ME
NU

OMELIE / Omelie TR

22 ott 2023
22/10/08 - OLAĞAN DEVRE - 29. Pazar Günü – A -

22/10/08 - OLAĞAN DEVRE - 29. Pazar Günü – A -

a Yeş 45,1.4-6 Mezmur 95 2.Okuma 1Sel 1,1-5 İncil Mt 22,15-21

Aziz Pavlus'un Selanik'teki Hristiyanlara söyledikleri teselli edicidir. İlk önce onlara “Kilise” diyerek hitap ettiğine dikkat ediyoruz. Bu terim ilahi bir çağrıya cevap veren, bunun için beraber yaşayan insanların bir grubu için kullanılmaktadır. Hristiyanlar Allah'ın Kendisi tarafından çağrıldılar ve toplandılar. Çağrıya cevap vererek de Allah'ın sevgisinin bazı özelliklerini göstermektedirler. Onlar bir birlik, bir aile, organik ve düzenli bir gerçektir. Tabii ki bu birlik her birinin çabasının meyvesidir. Havari, yardımcıları Silvanus ve Timoteyus ile, oradaki Hristiyanların özellikle imana olan sorumluluklarını gördü.

Yazılı alıştırma 1
Seçilmiş bölüme göre Aziz Pavlus, Selanik'teki Hristiyanlara hangi sözle hitap ediyor?
Yazılı alıştırma 2
Seçilmiş bölümü iki cümleyle özetleyin.

Kaynak malzeme

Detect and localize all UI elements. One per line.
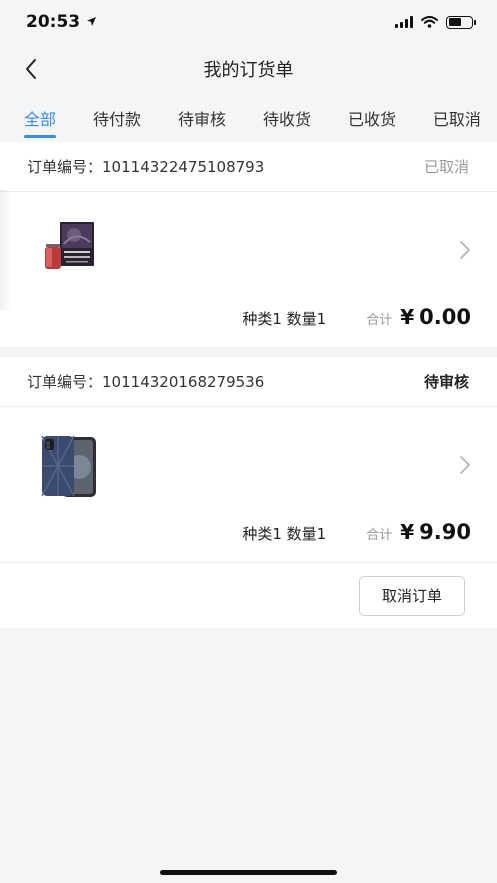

Tam çözüm 1
Onlara “Kilise” diyerek hitap ediyor.

Tam çözüm 2
Aziz Pavlus, Selanik'teki Hristiyanlara “Kilise” diye hitap eder; bu söz, ilahi bir çağrıya cevap veren ve bunun için beraber yaşayan insanlar için kullanılır. Allah tarafından çağrılıp toplanan bu Hristiyanlar bir birlik ve bir aile oluşturur; bu birlik her birinin çabasının meyvesidir.